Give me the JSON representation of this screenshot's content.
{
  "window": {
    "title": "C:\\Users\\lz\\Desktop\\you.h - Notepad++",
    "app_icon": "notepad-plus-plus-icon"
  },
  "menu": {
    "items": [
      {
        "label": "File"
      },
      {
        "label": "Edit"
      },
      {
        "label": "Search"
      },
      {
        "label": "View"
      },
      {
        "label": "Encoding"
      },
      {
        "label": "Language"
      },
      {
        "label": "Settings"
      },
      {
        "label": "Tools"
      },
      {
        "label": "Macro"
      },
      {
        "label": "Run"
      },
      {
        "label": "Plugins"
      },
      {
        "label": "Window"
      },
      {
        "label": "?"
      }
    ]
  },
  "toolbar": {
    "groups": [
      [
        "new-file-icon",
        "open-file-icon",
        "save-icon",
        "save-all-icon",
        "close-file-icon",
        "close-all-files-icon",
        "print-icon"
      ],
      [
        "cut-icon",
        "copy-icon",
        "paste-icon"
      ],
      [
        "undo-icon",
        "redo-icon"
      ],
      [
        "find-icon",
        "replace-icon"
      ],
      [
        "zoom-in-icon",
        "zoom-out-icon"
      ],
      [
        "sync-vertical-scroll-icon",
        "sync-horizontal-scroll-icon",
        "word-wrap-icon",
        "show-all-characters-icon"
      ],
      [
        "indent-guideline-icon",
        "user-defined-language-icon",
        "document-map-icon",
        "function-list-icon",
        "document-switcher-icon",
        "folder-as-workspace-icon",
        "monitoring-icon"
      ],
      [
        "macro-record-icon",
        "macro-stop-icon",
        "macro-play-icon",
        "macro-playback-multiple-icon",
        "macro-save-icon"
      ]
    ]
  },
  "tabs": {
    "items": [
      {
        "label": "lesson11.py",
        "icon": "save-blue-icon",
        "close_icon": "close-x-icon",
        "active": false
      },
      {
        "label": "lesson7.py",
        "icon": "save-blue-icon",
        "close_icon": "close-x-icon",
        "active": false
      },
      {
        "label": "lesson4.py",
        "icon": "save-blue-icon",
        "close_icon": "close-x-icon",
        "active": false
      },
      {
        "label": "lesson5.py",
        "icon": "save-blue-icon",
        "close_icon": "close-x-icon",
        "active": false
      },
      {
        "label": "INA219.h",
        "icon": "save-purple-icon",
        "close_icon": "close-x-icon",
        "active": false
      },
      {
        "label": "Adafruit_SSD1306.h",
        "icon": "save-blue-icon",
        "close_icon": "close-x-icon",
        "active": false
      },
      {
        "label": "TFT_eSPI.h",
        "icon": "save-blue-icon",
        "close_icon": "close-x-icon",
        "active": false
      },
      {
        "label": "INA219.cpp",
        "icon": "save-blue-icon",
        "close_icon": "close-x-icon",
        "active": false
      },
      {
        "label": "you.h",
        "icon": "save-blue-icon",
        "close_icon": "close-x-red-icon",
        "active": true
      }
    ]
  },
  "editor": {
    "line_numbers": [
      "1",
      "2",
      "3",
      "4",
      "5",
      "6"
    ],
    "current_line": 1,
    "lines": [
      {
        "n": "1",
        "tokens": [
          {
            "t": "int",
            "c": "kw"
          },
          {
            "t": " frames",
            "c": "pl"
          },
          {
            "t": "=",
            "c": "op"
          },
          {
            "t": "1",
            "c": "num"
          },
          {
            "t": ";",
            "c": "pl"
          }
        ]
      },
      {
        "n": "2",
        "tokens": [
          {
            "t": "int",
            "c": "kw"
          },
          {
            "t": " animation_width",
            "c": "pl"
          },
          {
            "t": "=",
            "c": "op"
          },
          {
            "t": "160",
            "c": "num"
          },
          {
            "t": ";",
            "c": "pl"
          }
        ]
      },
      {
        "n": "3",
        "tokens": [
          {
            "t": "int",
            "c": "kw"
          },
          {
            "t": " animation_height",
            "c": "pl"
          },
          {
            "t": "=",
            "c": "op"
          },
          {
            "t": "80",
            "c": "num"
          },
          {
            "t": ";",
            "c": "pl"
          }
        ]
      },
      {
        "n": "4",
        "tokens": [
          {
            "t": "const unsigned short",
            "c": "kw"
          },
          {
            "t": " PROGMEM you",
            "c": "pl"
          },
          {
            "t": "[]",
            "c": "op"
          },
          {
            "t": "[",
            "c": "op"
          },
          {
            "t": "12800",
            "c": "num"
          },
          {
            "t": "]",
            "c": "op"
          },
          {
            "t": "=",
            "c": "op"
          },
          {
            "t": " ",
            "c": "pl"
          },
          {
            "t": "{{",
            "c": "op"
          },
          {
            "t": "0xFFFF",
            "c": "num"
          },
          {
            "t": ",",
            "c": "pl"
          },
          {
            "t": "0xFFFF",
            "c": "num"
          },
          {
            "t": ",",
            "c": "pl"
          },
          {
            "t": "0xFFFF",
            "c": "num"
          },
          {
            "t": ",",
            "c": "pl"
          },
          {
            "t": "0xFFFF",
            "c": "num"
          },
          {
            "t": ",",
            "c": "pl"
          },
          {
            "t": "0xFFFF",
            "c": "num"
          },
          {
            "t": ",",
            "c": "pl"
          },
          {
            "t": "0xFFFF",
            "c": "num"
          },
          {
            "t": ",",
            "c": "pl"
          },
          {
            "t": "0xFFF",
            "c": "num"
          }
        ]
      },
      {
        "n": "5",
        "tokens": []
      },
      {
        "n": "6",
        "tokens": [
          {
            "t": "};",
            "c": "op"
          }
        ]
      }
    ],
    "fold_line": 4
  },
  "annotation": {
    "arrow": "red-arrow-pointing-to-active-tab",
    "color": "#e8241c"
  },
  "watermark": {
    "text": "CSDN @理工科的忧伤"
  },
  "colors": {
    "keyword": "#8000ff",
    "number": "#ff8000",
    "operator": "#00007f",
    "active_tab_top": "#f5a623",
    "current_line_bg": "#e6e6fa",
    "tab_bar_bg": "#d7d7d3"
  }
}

• _Goal_
Copy each line of the data exactly, leaving nothing out.

• _Response_
Give me the JSON representation of this screenshot's content.
{
  "window": {
    "title": "C:\\Users\\lz\\Desktop\\you.h - Notepad++",
    "app_icon": "notepad-plus-plus-icon"
  },
  "menu": {
    "items": [
      {
        "label": "File"
      },
      {
        "label": "Edit"
      },
      {
        "label": "Search"
      },
      {
        "label": "View"
      },
      {
        "label": "Encoding"
      },
      {
        "label": "Language"
      },
      {
        "label": "Settings"
      },
      {
        "label": "Tools"
      },
      {
        "label": "Macro"
      },
      {
        "label": "Run"
      },
      {
        "label": "Plugins"
      },
      {
        "label": "Window"
      },
      {
        "label": "?"
      }
    ]
  },
  "toolbar": {
    "groups": [
      [
        "new-file-icon",
        "open-file-icon",
        "save-icon",
        "save-all-icon",
        "close-file-icon",
        "close-all-files-icon",
        "print-icon"
      ],
      [
        "cut-icon",
        "copy-icon",
        "paste-icon"
      ],
      [
        "undo-icon",
        "redo-icon"
      ],
      [
        "find-icon",
        "replace-icon"
      ],
      [
        "zoom-in-icon",
        "zoom-out-icon"
      ],
      [
        "sync-vertical-scroll-icon",
        "sync-horizontal-scroll-icon",
        "word-wrap-icon",
        "show-all-characters-icon"
      ],
      [
        "indent-guideline-icon",
        "user-defined-language-icon",
        "document-map-icon",
        "function-list-icon",
        "document-switcher-icon",
        "folder-as-workspace-icon",
        "monitoring-icon"
      ],
      [
        "macro-record-icon",
        "macro-stop-icon",
        "macro-play-icon",
        "macro-playback-multiple-icon",
        "macro-save-icon"
      ]
    ]
  },
  "tabs": {
    "items": [
      {
        "label": "lesson11.py",
        "icon": "save-blue-icon",
        "close_icon": "close-x-icon",
        "active": false
      },
      {
        "label": "lesson7.py",
        "icon": "save-blue-icon",
        "close_icon": "close-x-icon",
        "active": false
      },
      {
        "label": "lesson4.py",
        "icon": "save-blue-icon",
        "close_icon": "close-x-icon",
        "active": false
      },
      {
        "label": "lesson5.py",
        "icon": "save-blue-icon",
        "close_icon": "close-x-icon",
        "active": false
      },
      {
        "label": "INA219.h",
        "icon": "save-purple-icon",
        "close_icon": "close-x-icon",
        "active": false
      },
      {
        "label": "Adafruit_SSD1306.h",
        "icon": "save-blue-icon",
        "close_icon": "close-x-icon",
        "active": false
      },
      {
        "label": "TFT_eSPI.h",
        "icon": "save-blue-icon",
        "close_icon": "close-x-icon",
        "active": false
      },
      {
        "label": "INA219.cpp",
        "icon": "save-blue-icon",
        "close_icon": "close-x-icon",
        "active": false
      },
      {
        "label": "you.h",
        "icon": "save-blue-icon",
        "close_icon": "close-x-red-icon",
        "active": true
      }
    ]
  },
  "editor": {
    "line_numbers": [
      "1",
      "2",
      "3",
      "4",
      "5",
      "6"
    ],
    "current_line": 1,
    "lines": [
      {
        "n": "1",
        "tokens": [
          {
            "t": "int",
            "c": "kw"
          },
          {
            "t": " frames",
            "c": "pl"
          },
          {
            "t": "=",
            "c": "op"
          },
          {
            "t": "1",
            "c": "num"
          },
          {
            "t": ";",
            "c": "pl"
          }
        ]
      },
      {
        "n": "2",
        "tokens": [
          {
            "t": "int",
            "c": "kw"
          },
          {
            "t": " animation_width",
            "c": "pl"
          },
          {
            "t": "=",
            "c": "op"
          },
          {
            "t": "160",
            "c": "num"
          },
          {
            "t": ";",
            "c": "pl"
          }
        ]
      },
      {
        "n": "3",
        "tokens": [
          {
            "t": "int",
            "c": "kw"
          },
          {
            "t": " animation_height",
            "c": "pl"
          },
          {
            "t": "=",
            "c": "op"
          },
          {
            "t": "80",
            "c": "num"
          },
          {
            "t": ";",
            "c": "pl"
          }
        ]
      },
      {
        "n": "4",
        "tokens": [
          {
            "t": "const unsigned short",
            "c": "kw"
          },
          {
            "t": " PROGMEM you",
            "c": "pl"
          },
          {
            "t": "[]",
            "c": "op"
          },
          {
            "t": "[",
            "c": "op"
          },
          {
            "t": "12800",
            "c": "num"
          },
          {
            "t": "]",
            "c": "op"
          },
          {
            "t": "=",
            "c": "op"
          },
          {
            "t": " ",
            "c": "pl"
          },
          {
            "t": "{{",
            "c": "op"
          },
          {
            "t": "0xFFFF",
            "c": "num"
          },
          {
            "t": ",",
            "c": "pl"
          },
          {
            "t": "0xFFFF",
            "c": "num"
          },
          {
            "t": ",",
            "c": "pl"
          },
          {
            "t": "0xFFFF",
            "c": "num"
          },
          {
            "t": ",",
            "c": "pl"
          },
          {
            "t": "0xFFFF",
            "c": "num"
          },
          {
            "t": ",",
            "c": "pl"
          },
          {
            "t": "0xFFFF",
            "c": "num"
          },
          {
            "t": ",",
            "c": "pl"
          },
          {
            "t": "0xFFFF",
            "c": "num"
          },
          {
            "t": ",",
            "c": "pl"
          },
          {
            "t": "0xFFF",
            "c": "num"
          }
        ]
      },
      {
        "n": "5",
        "tokens": []
      },
      {
        "n": "6",
        "tokens": [
          {
            "t": "};",
            "c": "op"
          }
        ]
      }
    ],
    "fold_line": 4
  },
  "annotation": {
    "arrow": "red-arrow-pointing-to-active-tab",
    "color": "#e8241c"
  },
  "watermark": {
    "text": "CSDN @理工科的忧伤"
  },
  "colors": {
    "keyword": "#8000ff",
    "number": "#ff8000",
    "operator": "#00007f",
    "active_tab_top": "#f5a623",
    "current_line_bg": "#e6e6fa",
    "tab_bar_bg": "#d7d7d3"
  }
}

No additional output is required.